SHORT TASK:
Below are records. Count every line containing the word "管得住小节" and give the number alone.

Extracted data entries:
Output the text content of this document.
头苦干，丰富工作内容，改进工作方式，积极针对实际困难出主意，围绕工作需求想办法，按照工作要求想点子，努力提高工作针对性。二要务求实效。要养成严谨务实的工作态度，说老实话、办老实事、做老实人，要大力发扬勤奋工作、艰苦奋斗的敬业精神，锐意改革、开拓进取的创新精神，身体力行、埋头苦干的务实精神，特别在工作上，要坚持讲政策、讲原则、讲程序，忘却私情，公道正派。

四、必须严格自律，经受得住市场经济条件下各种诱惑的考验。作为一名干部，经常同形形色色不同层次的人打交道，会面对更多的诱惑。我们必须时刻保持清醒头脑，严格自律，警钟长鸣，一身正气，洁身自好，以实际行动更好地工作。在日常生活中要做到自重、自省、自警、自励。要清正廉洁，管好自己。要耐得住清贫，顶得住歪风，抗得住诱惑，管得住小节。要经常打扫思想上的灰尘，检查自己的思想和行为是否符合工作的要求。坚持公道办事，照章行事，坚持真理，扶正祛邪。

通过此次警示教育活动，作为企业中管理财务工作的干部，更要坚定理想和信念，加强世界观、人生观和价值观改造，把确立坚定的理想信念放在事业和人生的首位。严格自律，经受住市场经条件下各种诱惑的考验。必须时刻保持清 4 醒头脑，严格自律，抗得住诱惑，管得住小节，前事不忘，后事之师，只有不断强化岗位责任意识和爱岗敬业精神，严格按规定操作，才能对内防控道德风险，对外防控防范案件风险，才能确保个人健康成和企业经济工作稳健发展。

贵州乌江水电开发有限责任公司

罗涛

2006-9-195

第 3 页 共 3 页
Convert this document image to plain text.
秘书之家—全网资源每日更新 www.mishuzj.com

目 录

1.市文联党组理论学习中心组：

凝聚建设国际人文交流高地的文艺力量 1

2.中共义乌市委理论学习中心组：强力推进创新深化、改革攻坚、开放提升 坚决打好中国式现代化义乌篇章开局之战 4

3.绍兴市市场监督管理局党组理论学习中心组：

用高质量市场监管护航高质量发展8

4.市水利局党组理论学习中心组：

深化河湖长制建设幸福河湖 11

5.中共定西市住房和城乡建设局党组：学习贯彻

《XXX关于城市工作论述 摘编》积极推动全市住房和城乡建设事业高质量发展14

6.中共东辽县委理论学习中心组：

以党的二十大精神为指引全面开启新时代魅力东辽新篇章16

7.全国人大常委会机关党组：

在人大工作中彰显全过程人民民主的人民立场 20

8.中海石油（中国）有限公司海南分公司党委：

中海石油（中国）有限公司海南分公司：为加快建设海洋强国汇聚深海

TASK RESPONSE:
2